In the data below, find every line that has the string "максимального", and copy it.

══ Data supplied

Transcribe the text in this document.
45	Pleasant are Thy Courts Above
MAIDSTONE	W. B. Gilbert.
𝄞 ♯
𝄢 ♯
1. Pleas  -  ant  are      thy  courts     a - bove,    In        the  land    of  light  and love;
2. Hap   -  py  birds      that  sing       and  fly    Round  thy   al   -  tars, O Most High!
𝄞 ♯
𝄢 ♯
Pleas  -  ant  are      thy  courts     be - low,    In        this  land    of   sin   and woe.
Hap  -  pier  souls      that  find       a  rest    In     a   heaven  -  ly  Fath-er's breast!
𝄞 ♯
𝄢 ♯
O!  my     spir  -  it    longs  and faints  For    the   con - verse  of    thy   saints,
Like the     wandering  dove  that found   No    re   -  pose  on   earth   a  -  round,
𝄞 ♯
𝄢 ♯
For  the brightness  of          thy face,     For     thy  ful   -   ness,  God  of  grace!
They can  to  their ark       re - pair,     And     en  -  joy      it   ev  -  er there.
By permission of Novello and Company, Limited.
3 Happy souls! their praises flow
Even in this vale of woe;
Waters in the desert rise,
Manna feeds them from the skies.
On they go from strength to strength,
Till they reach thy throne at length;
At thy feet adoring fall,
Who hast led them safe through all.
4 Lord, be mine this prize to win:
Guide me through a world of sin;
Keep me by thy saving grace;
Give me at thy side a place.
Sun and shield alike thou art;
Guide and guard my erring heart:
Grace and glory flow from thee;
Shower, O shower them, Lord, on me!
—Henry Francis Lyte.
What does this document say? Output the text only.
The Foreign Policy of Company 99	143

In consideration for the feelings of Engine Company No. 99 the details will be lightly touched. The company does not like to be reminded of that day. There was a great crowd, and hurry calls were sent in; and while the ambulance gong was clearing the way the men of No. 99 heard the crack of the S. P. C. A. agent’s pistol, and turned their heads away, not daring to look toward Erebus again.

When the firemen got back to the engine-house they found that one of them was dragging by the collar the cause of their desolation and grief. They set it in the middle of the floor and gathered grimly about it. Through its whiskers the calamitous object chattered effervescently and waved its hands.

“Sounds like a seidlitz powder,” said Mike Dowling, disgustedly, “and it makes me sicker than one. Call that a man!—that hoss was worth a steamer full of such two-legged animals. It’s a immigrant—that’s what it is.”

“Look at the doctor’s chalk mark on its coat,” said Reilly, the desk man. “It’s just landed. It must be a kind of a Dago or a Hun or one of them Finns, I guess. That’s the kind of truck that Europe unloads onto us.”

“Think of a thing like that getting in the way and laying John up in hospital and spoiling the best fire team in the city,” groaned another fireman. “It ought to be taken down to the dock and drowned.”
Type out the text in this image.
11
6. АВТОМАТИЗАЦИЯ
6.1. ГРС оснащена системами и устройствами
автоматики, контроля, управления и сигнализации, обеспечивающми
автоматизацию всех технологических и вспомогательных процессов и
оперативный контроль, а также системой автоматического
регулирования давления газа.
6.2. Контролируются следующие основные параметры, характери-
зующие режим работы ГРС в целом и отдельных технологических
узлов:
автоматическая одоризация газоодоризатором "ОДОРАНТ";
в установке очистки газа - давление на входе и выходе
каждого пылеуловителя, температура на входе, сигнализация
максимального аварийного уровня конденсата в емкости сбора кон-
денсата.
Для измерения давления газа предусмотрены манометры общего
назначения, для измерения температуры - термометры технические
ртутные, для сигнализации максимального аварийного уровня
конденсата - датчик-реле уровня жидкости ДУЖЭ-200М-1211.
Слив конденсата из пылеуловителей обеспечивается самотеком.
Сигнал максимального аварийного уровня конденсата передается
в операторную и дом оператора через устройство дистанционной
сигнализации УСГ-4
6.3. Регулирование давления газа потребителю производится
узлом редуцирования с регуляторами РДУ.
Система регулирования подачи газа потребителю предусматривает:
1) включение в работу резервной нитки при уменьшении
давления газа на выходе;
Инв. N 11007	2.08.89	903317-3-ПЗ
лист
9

════

> Correct result:
максимального аварийного уровня конденсата в емкости сбора кон-
ртутные, для сигнализации максимального аварийного уровня
Сигнал максимального аварийного уровня конденсата передается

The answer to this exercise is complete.